--- AVAILABLE DATA ---
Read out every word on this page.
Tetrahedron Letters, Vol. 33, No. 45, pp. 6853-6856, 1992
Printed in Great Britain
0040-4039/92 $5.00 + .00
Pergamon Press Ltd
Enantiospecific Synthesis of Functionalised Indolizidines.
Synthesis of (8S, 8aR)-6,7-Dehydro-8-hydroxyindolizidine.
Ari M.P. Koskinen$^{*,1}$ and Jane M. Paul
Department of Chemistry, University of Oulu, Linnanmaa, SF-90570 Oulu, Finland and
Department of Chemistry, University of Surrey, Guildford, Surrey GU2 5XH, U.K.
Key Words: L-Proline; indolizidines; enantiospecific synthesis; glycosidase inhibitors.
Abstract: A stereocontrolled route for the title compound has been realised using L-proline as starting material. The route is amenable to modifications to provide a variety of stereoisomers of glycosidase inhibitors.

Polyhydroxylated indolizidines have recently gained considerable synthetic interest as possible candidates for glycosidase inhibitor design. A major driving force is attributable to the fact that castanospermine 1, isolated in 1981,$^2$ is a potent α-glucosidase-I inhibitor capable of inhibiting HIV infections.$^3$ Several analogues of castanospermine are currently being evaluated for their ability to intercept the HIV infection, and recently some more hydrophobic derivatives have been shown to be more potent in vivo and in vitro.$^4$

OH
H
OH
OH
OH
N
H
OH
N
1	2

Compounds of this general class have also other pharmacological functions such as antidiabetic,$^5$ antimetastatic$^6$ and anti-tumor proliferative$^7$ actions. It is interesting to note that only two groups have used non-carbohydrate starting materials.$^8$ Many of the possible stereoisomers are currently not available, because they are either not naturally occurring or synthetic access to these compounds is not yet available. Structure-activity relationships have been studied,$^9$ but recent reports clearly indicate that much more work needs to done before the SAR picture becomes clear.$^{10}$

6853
---
- [PROBLEM DESCRIPTION] When you restate the listing, keep each line identical to the original.

- [ANSWER TO THIS EXERCISE]
Read out every word on this page.
Tetrahedron Letters, Vol. 33, No. 45, pp. 6853-6856, 1992
Printed in Great Britain
0040-4039/92 $5.00 + .00
Pergamon Press Ltd
Enantiospecific Synthesis of Functionalised Indolizidines.
Synthesis of (8S, 8aR)-6,7-Dehydro-8-hydroxyindolizidine.
Ari M.P. Koskinen$^{*,1}$ and Jane M. Paul
Department of Chemistry, University of Oulu, Linnanmaa, SF-90570 Oulu, Finland and
Department of Chemistry, University of Surrey, Guildford, Surrey GU2 5XH, U.K.
Key Words: L-Proline; indolizidines; enantiospecific synthesis; glycosidase inhibitors.
Abstract: A stereocontrolled route for the title compound has been realised using L-proline as starting material. The route is amenable to modifications to provide a variety of stereoisomers of glycosidase inhibitors.

Polyhydroxylated indolizidines have recently gained considerable synthetic interest as possible candidates for glycosidase inhibitor design. A major driving force is attributable to the fact that castanospermine 1, isolated in 1981,$^2$ is a potent α-glucosidase-I inhibitor capable of inhibiting HIV infections.$^3$ Several analogues of castanospermine are currently being evaluated for their ability to intercept the HIV infection, and recently some more hydrophobic derivatives have been shown to be more potent in vivo and in vitro.$^4$

OH
H
OH
OH
OH
N
H
OH
N
1	2

Compounds of this general class have also other pharmacological functions such as antidiabetic,$^5$ antimetastatic$^6$ and anti-tumor proliferative$^7$ actions. It is interesting to note that only two groups have used non-carbohydrate starting materials.$^8$ Many of the possible stereoisomers are currently not available, because they are either not naturally occurring or synthetic access to these compounds is not yet available. Structure-activity relationships have been studied,$^9$ but recent reports clearly indicate that much more work needs to done before the SAR picture becomes clear.$^{10}$

6853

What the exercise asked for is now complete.